TASK DETAILS => Reproduce the listing below without any change.

** Start **

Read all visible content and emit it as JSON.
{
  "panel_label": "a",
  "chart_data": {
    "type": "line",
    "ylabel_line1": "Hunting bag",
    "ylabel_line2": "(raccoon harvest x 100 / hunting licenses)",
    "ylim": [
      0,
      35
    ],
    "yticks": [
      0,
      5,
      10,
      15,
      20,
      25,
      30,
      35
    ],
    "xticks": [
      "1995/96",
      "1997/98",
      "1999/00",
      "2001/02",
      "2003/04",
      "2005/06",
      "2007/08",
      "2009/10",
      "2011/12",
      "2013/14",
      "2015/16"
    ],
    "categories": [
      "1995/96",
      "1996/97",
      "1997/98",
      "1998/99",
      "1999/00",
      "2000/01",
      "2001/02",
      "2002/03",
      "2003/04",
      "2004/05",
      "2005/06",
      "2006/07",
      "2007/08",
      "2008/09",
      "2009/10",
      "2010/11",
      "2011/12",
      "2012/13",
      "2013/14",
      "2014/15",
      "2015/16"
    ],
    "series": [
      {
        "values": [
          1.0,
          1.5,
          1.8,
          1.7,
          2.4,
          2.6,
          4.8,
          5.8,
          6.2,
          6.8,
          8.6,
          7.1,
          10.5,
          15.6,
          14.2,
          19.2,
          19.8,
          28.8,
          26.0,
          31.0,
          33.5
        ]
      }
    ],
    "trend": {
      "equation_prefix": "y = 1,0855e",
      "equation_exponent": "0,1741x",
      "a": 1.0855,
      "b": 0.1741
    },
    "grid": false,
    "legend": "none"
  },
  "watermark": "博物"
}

** End **

RESULT =>
Read all visible content and emit it as JSON.
{
  "panel_label": "a",
  "chart_data": {
    "type": "line",
    "ylabel_line1": "Hunting bag",
    "ylabel_line2": "(raccoon harvest x 100 / hunting licenses)",
    "ylim": [
      0,
      35
    ],
    "yticks": [
      0,
      5,
      10,
      15,
      20,
      25,
      30,
      35
    ],
    "xticks": [
      "1995/96",
      "1997/98",
      "1999/00",
      "2001/02",
      "2003/04",
      "2005/06",
      "2007/08",
      "2009/10",
      "2011/12",
      "2013/14",
      "2015/16"
    ],
    "categories": [
      "1995/96",
      "1996/97",
      "1997/98",
      "1998/99",
      "1999/00",
      "2000/01",
      "2001/02",
      "2002/03",
      "2003/04",
      "2004/05",
      "2005/06",
      "2006/07",
      "2007/08",
      "2008/09",
      "2009/10",
      "2010/11",
      "2011/12",
      "2012/13",
      "2013/14",
      "2014/15",
      "2015/16"
    ],
    "series": [
      {
        "values": [
          1.0,
          1.5,
          1.8,
          1.7,
          2.4,
          2.6,
          4.8,
          5.8,
          6.2,
          6.8,
          8.6,
          7.1,
          10.5,
          15.6,
          14.2,
          19.2,
          19.8,
          28.8,
          26.0,
          31.0,
          33.5
        ]
      }
    ],
    "trend": {
      "equation_prefix": "y = 1,0855e",
      "equation_exponent": "0,1741x",
      "a": 1.0855,
      "b": 0.1741
    },
    "grid": false,
    "legend": "none"
  },
  "watermark": "博物"
}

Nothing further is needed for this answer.